### [PROBLEM TO SOLVE]
Answer with a single number: the count of lines that hold "结合剂和液体组成".

** Start **

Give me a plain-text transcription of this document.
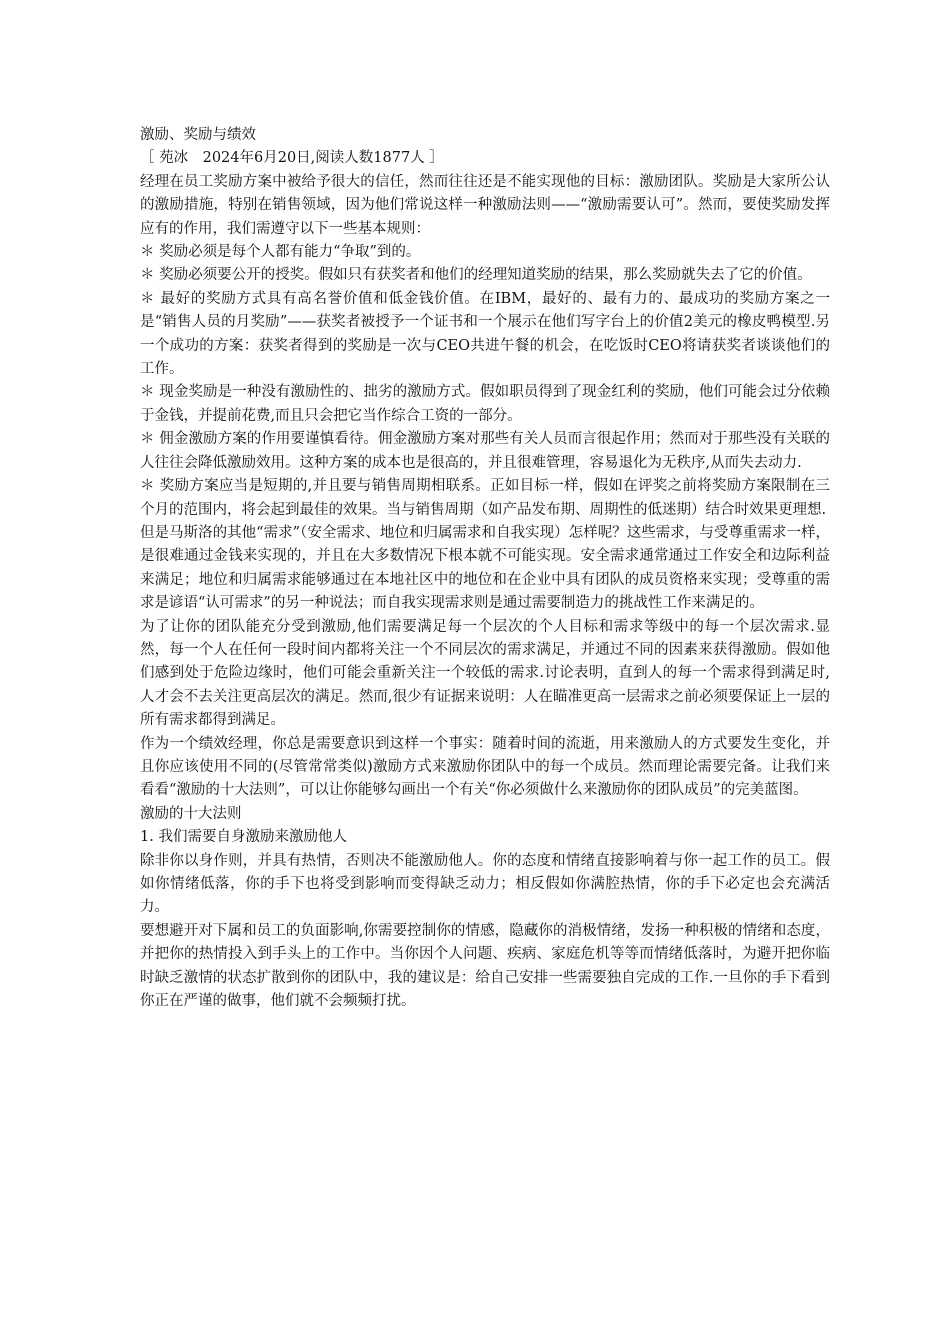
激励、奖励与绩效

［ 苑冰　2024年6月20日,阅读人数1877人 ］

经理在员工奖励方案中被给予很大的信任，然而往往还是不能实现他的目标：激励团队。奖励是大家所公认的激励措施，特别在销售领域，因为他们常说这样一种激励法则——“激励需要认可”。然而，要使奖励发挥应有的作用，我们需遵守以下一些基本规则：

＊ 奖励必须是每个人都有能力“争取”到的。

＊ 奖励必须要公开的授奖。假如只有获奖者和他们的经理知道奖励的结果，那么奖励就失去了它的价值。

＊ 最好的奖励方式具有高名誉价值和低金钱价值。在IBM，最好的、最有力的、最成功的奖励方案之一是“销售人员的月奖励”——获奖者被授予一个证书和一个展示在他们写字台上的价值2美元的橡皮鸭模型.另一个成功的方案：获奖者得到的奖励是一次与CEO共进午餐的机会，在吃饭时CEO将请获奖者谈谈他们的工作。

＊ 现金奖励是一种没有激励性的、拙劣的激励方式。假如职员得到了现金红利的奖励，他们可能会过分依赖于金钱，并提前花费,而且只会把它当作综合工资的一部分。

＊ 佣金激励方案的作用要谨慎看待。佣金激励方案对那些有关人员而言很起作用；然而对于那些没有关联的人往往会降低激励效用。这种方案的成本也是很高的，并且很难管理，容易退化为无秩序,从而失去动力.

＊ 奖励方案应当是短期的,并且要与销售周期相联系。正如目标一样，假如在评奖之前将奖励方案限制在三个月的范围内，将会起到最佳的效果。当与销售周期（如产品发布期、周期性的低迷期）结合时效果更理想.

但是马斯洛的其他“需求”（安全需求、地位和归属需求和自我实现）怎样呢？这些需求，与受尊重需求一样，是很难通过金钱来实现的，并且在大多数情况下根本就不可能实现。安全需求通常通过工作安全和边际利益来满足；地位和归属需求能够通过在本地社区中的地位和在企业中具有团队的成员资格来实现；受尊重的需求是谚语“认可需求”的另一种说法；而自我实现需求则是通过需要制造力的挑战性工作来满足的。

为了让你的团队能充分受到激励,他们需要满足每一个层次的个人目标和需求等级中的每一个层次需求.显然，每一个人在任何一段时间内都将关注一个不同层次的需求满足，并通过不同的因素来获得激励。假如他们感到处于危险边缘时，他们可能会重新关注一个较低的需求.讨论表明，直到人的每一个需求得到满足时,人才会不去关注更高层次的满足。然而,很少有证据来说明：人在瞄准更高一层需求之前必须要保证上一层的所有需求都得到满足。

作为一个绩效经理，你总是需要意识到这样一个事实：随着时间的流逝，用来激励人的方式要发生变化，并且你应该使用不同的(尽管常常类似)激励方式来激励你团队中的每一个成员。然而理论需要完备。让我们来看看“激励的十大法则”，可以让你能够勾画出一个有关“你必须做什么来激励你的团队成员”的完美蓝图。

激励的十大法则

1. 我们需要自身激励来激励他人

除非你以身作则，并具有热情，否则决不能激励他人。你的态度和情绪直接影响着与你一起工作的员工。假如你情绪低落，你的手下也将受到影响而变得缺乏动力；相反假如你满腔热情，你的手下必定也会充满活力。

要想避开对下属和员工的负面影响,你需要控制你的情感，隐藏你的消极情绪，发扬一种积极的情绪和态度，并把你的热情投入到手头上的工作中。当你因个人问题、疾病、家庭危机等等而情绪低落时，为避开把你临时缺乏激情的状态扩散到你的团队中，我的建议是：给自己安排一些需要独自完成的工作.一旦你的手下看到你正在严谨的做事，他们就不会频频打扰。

** End **
** Start **

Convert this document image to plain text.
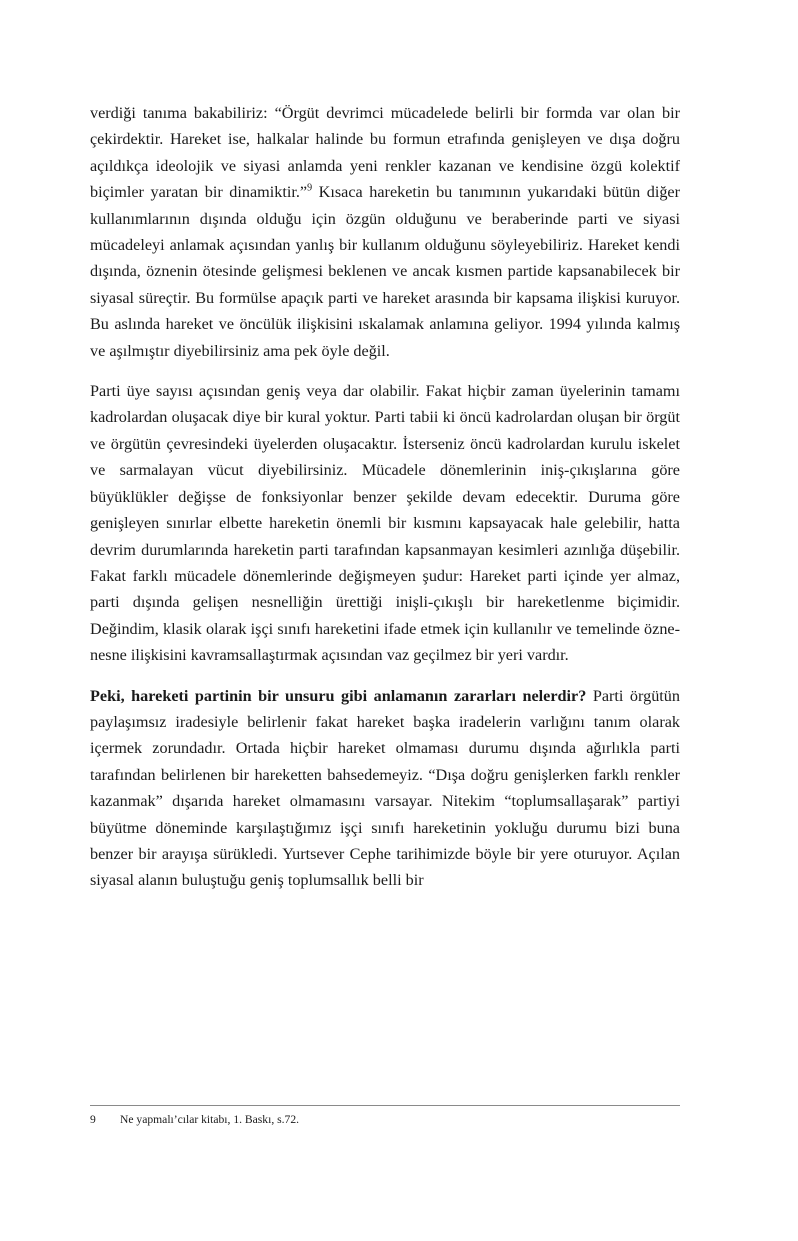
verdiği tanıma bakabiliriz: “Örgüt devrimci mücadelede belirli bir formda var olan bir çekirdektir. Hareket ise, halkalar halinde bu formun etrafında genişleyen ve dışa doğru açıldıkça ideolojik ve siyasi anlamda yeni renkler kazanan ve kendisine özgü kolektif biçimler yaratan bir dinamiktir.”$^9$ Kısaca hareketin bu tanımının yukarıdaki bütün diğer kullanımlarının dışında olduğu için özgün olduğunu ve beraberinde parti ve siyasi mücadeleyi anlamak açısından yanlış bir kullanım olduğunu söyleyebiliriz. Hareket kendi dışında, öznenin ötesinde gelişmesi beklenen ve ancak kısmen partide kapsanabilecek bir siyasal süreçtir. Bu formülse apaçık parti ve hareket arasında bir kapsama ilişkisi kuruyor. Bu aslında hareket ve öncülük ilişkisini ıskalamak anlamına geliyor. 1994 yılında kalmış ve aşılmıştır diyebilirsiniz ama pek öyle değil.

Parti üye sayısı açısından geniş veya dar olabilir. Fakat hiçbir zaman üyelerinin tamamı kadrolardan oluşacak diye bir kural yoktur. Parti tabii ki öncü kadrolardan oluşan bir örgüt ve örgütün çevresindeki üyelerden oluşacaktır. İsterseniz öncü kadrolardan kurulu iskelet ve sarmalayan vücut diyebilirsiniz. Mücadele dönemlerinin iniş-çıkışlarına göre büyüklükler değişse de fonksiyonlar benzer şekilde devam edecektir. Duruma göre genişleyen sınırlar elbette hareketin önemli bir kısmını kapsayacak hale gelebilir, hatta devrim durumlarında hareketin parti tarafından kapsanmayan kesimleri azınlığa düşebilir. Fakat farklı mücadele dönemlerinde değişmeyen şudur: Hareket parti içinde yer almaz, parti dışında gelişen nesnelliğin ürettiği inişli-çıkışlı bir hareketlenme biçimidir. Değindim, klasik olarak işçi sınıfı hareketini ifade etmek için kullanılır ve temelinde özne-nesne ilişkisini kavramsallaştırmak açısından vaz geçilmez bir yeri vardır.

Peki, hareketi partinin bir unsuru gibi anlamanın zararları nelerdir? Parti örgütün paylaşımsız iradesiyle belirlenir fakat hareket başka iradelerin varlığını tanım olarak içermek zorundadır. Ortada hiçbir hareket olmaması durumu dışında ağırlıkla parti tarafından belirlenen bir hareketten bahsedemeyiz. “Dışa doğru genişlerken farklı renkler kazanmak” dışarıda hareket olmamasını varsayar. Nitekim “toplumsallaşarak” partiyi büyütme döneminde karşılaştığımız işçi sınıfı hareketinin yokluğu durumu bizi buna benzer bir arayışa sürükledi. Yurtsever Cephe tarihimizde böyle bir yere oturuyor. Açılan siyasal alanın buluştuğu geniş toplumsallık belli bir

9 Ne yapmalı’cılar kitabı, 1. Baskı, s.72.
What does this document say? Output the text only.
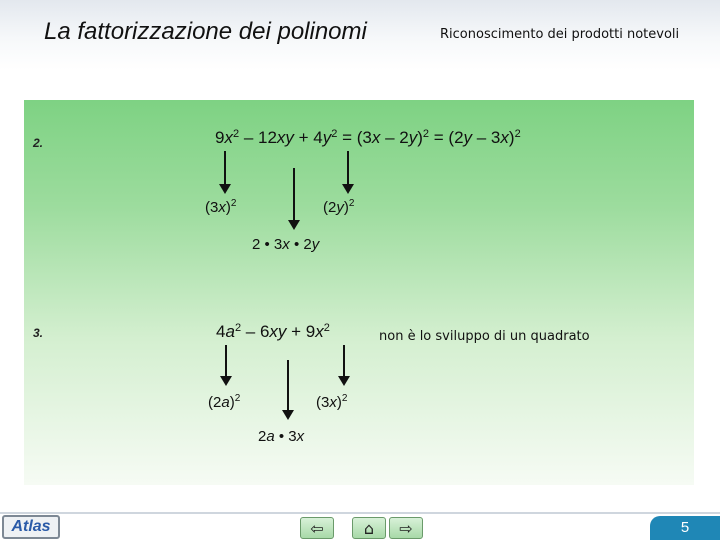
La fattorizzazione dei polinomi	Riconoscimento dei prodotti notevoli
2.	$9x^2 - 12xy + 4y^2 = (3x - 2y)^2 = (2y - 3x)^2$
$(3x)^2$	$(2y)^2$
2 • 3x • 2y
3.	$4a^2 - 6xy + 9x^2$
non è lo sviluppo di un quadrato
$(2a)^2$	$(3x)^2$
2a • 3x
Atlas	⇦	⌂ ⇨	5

** End **
** Start **

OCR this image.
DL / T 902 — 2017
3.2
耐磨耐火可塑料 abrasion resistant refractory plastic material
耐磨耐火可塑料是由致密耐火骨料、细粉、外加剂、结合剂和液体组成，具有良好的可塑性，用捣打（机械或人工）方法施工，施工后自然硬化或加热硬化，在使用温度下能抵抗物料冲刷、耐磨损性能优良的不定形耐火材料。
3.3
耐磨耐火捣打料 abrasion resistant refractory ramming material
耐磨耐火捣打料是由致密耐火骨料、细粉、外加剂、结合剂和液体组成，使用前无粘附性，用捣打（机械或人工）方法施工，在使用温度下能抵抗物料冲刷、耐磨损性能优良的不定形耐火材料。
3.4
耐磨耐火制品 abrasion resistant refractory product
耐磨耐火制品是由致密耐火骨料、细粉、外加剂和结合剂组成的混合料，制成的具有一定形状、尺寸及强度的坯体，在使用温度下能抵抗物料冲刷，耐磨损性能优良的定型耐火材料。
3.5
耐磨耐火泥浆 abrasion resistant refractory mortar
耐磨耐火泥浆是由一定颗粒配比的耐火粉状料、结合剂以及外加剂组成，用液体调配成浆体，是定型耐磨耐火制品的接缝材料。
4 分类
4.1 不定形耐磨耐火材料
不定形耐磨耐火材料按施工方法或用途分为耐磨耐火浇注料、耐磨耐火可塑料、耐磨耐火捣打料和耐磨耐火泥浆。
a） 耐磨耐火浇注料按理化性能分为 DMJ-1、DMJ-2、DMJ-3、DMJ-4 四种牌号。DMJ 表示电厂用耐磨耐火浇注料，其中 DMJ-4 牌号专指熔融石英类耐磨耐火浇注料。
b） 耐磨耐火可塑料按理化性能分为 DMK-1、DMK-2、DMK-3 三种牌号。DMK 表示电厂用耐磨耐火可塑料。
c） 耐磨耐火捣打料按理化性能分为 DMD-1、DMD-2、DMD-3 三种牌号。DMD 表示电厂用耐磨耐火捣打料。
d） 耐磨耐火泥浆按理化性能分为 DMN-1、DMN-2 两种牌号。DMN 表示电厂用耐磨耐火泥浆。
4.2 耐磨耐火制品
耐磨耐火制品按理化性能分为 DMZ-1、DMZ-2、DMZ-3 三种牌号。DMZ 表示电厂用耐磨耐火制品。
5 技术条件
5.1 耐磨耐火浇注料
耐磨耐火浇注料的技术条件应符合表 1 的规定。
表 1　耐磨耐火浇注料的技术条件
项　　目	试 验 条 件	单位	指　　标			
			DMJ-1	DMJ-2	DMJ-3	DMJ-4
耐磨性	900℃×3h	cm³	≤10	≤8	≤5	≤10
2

** End **

### [WRITTEN REPLY]
2